> _Exercise brief_
Reproduce the material from the line with "captured-black-pawn: ♟ — [478, 2132, 560, 2240]" to the line with "captured-white-pawn: ♟ — [478, 300, 560, 408]", both lines included, and nothing else.

..........

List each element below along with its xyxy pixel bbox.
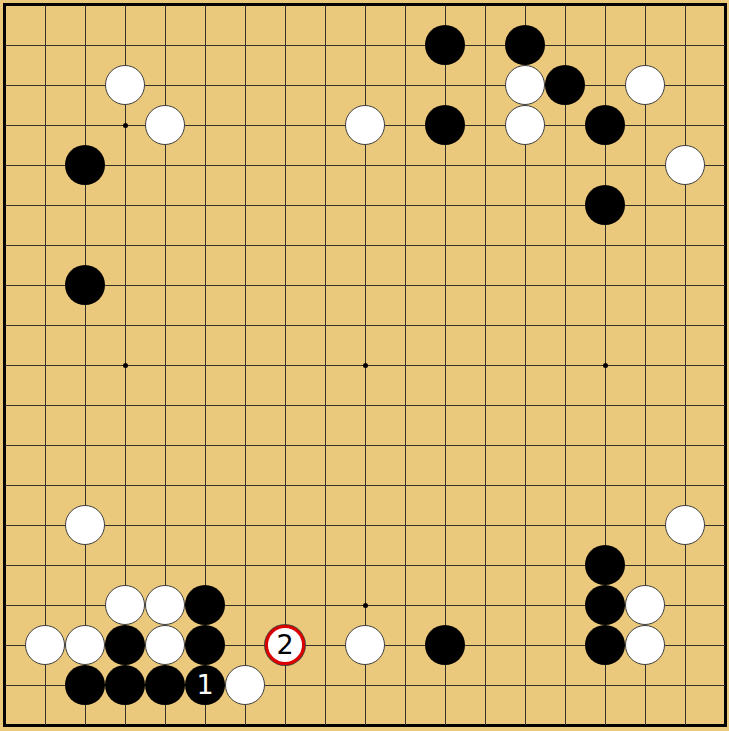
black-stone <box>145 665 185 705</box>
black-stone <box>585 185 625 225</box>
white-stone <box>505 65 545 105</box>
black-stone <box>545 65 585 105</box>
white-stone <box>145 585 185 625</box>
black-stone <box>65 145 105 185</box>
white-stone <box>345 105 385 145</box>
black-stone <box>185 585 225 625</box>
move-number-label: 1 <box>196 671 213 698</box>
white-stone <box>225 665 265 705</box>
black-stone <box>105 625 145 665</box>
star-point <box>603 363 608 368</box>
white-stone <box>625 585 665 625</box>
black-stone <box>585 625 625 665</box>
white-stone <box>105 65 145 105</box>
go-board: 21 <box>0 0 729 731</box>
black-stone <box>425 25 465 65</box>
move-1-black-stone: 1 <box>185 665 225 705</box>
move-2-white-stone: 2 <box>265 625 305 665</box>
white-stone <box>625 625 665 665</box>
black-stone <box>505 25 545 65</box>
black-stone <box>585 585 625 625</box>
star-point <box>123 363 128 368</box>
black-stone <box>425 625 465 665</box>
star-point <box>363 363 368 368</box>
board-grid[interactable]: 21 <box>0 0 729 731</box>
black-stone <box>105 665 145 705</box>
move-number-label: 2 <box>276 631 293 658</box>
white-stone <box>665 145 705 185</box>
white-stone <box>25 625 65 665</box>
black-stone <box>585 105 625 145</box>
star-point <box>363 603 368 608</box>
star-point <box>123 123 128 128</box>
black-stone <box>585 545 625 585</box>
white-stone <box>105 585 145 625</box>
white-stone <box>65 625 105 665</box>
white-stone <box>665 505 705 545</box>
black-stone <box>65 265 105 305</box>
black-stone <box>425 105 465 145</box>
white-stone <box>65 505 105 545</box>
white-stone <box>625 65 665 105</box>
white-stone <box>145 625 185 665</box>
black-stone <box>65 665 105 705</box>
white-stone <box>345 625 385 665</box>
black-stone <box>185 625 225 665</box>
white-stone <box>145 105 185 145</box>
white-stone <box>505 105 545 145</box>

..........

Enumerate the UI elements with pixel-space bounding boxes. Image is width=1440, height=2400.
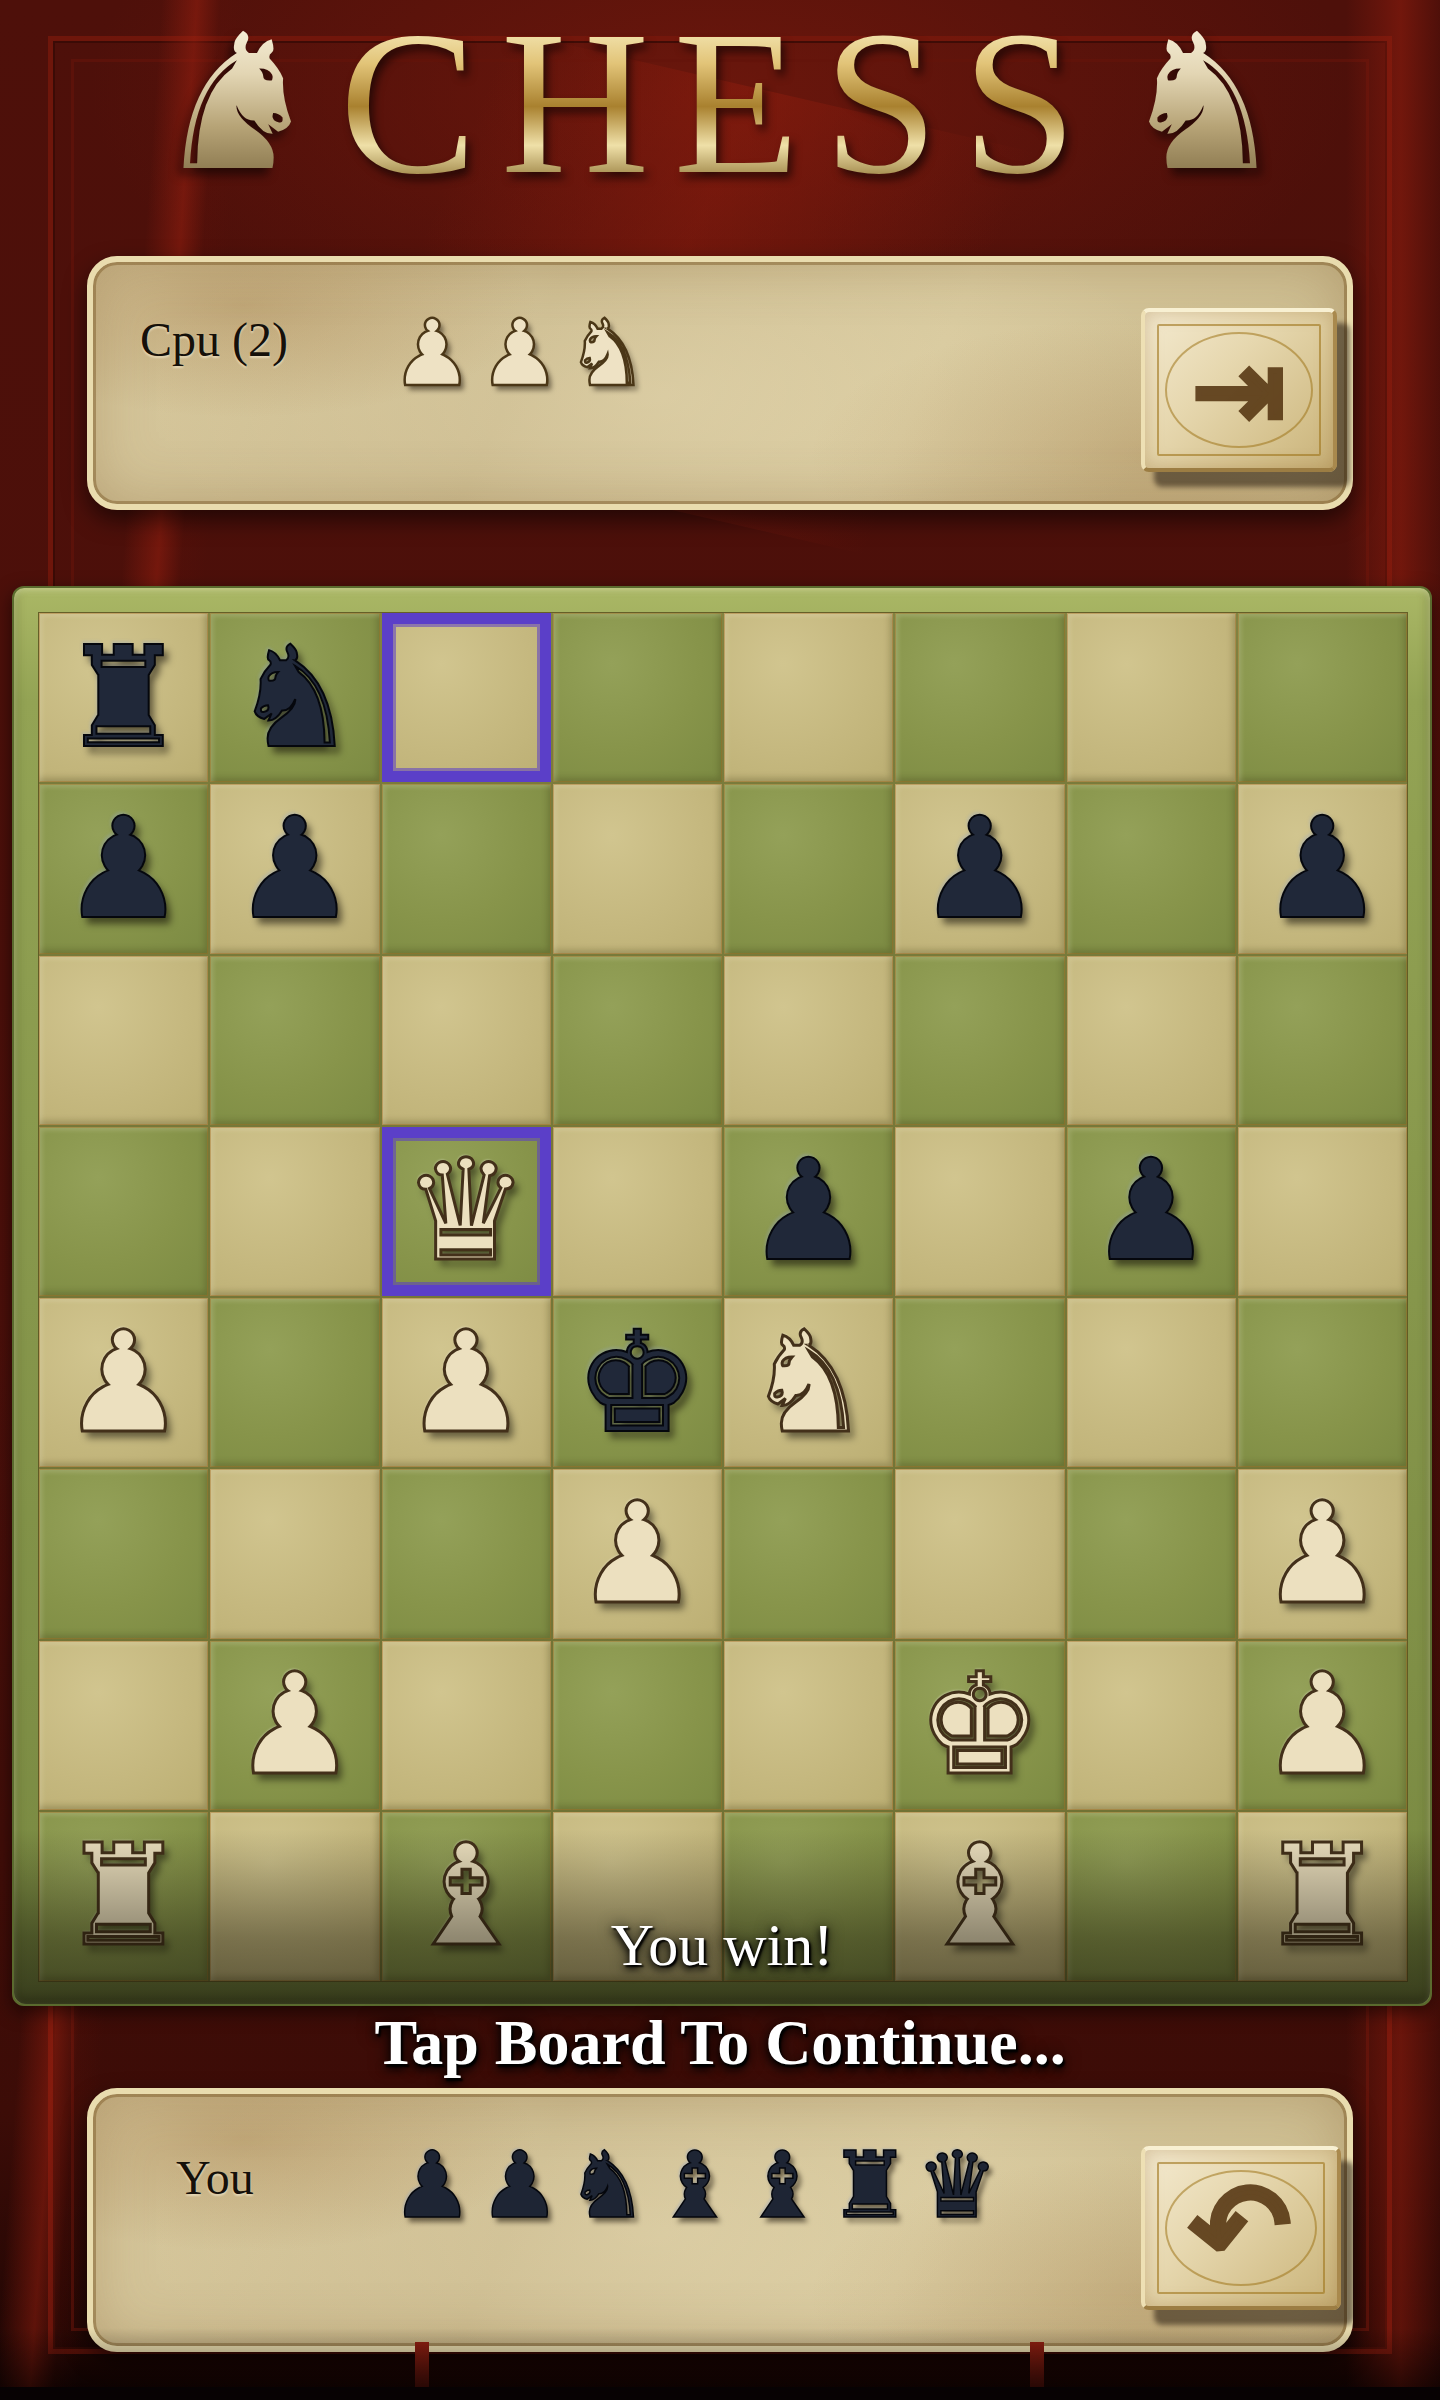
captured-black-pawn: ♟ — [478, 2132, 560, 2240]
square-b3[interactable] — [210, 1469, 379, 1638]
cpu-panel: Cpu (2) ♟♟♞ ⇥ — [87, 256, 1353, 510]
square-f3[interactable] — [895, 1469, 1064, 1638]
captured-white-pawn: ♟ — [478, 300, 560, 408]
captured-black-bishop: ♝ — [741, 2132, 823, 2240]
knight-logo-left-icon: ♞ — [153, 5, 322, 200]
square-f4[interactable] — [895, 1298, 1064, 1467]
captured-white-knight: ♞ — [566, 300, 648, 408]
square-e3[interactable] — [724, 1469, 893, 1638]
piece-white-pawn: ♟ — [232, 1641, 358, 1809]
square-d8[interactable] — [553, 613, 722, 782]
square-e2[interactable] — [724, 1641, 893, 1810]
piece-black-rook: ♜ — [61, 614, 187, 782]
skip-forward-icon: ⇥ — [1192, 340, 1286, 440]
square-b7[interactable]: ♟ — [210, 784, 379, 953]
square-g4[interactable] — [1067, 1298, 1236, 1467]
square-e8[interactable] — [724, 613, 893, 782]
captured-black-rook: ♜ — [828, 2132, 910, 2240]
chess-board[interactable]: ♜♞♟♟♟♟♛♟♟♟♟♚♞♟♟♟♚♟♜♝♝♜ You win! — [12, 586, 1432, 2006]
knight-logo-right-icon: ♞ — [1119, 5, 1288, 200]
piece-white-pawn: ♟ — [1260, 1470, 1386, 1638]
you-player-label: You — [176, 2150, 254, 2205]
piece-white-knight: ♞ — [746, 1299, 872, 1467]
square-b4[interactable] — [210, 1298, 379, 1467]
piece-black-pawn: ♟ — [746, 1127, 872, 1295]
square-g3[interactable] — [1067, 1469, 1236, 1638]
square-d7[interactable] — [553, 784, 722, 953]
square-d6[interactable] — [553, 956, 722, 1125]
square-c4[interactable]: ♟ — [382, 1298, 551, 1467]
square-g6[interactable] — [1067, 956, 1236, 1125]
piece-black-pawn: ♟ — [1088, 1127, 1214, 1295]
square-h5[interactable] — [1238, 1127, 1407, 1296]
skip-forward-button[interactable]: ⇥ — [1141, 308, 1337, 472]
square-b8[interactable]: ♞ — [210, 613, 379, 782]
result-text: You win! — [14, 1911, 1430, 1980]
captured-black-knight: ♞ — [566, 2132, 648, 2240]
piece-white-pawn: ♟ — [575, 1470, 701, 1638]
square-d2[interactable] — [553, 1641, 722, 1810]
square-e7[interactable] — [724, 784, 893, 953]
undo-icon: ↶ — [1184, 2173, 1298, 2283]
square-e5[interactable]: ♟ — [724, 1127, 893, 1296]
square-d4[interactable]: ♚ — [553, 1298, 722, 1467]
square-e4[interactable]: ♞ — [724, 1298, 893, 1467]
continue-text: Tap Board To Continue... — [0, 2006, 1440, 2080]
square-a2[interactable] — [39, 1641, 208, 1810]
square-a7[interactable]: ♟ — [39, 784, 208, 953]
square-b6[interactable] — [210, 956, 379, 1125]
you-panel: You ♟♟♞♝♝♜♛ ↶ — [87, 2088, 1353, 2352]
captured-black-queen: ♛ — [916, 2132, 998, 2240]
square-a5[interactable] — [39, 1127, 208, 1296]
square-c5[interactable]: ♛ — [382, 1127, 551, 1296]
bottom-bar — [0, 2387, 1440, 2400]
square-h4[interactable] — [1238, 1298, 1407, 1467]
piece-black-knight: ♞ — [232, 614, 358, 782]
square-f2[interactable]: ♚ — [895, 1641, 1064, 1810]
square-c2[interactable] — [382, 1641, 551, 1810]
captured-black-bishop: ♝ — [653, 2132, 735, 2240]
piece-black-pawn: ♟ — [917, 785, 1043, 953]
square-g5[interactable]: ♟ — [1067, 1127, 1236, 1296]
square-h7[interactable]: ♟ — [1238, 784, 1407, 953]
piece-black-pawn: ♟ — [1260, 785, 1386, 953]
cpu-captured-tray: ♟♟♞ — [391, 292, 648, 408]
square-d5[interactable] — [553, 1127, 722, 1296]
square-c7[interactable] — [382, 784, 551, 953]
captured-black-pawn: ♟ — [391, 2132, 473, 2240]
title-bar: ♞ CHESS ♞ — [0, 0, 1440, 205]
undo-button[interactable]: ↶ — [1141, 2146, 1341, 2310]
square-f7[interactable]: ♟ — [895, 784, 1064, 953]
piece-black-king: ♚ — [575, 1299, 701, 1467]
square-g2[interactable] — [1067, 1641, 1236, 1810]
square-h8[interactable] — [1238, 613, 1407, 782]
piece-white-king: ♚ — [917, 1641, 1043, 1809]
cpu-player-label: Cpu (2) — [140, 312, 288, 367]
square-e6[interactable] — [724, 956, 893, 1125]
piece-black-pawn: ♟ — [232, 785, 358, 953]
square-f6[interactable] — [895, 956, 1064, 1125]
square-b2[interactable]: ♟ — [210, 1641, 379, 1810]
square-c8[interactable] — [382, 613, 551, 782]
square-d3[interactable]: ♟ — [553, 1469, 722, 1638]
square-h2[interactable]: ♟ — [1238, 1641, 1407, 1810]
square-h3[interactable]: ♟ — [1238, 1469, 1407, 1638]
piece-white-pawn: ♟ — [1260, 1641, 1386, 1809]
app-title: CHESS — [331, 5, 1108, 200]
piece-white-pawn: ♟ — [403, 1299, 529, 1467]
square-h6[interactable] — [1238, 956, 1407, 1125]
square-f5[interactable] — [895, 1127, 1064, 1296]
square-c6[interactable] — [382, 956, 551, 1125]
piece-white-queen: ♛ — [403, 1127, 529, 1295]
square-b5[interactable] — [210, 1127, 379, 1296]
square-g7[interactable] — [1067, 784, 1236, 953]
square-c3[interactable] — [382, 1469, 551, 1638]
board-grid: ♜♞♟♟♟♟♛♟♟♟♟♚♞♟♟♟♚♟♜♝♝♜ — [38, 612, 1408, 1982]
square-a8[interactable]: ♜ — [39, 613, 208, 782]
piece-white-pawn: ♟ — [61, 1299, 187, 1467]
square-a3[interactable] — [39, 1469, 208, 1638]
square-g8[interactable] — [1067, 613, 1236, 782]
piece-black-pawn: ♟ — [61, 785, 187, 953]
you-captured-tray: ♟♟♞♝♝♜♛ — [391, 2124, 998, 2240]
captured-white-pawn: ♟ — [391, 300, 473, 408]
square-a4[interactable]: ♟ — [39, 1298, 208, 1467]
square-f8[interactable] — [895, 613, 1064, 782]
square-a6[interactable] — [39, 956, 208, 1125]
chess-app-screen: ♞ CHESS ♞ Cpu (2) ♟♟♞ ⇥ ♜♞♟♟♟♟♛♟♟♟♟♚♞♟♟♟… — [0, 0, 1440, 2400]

..........

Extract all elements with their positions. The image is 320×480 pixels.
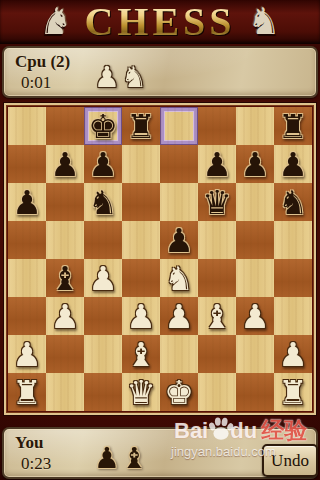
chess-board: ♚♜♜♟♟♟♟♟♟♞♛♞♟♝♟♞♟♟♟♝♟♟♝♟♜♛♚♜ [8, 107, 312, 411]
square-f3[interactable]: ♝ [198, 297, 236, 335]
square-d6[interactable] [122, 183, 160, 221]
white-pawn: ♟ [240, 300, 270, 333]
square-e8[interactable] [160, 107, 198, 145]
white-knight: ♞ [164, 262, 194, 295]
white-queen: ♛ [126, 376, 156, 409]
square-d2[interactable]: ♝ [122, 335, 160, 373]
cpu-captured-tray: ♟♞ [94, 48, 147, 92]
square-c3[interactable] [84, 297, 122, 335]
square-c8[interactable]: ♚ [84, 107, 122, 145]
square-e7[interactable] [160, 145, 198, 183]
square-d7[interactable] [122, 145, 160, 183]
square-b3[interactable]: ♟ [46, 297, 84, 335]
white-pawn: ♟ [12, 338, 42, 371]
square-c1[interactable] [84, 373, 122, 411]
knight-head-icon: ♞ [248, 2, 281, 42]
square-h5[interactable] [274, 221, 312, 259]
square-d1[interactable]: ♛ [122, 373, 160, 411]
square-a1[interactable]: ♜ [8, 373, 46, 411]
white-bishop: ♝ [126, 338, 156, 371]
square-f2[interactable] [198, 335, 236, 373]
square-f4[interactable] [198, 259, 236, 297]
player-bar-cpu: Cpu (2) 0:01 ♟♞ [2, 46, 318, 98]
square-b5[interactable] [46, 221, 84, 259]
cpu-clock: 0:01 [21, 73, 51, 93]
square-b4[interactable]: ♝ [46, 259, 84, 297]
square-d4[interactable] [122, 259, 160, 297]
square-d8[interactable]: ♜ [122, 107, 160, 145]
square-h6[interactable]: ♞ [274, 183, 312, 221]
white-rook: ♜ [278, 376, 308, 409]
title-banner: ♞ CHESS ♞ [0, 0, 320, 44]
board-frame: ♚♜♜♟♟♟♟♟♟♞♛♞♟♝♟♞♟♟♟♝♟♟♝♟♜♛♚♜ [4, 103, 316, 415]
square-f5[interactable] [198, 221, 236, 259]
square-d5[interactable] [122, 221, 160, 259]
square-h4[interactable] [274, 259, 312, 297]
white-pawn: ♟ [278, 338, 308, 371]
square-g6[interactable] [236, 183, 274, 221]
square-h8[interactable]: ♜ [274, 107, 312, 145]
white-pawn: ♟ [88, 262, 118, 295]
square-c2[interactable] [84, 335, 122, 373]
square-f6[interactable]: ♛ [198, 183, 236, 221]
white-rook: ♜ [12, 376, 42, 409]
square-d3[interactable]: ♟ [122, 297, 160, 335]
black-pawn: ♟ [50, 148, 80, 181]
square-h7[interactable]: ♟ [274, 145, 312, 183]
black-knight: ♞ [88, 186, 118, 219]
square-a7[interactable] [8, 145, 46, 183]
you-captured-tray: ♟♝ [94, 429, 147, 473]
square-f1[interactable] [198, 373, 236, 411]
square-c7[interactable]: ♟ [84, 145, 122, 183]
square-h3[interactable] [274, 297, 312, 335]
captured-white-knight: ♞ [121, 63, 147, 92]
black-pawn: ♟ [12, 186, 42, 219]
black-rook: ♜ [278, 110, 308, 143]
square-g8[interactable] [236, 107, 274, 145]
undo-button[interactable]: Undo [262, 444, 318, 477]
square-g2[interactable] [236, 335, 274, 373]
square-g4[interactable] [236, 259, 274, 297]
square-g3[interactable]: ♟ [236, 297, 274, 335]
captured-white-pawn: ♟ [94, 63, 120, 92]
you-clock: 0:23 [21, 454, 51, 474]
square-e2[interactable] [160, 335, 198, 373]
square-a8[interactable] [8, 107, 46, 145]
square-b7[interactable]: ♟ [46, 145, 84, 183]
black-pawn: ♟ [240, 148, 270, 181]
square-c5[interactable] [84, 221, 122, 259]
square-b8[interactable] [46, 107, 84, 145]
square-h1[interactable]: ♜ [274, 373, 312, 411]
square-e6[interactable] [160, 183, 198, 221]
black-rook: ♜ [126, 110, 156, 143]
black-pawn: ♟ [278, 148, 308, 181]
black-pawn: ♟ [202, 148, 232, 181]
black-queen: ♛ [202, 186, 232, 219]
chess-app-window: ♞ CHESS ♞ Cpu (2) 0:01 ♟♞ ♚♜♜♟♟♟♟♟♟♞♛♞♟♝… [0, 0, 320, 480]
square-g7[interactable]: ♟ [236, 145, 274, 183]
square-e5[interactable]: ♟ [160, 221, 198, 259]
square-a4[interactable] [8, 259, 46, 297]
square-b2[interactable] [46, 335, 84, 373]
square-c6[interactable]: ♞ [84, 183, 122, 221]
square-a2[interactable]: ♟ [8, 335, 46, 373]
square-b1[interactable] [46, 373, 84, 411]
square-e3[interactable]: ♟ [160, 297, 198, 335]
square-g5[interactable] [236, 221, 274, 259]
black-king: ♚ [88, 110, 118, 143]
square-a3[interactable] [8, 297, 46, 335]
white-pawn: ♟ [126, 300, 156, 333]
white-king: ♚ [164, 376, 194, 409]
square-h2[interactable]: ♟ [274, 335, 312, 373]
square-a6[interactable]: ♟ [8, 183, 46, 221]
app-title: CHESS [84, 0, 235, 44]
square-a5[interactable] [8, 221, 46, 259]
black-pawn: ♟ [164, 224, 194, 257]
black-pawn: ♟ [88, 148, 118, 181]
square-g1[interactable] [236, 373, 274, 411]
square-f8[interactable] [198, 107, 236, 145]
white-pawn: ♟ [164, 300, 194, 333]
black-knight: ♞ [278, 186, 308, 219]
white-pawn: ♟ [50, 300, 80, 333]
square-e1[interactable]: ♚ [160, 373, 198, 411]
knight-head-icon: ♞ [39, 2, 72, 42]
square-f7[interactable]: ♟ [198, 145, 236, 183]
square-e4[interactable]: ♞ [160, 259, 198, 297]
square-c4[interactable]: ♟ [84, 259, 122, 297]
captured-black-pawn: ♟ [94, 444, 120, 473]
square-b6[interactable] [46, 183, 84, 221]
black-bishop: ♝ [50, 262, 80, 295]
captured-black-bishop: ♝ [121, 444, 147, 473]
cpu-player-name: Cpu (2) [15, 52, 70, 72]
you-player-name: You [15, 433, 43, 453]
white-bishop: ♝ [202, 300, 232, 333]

..........

> _Solved problem_
captured-black-pawn: ♟ — [478, 2132, 560, 2240]
square-b3[interactable] — [210, 1469, 379, 1638]
cpu-panel: Cpu (2) ♟♟♞ ⇥ — [87, 256, 1353, 510]
square-f3[interactable] — [895, 1469, 1064, 1638]
captured-white-pawn: ♟ — [478, 300, 560, 408]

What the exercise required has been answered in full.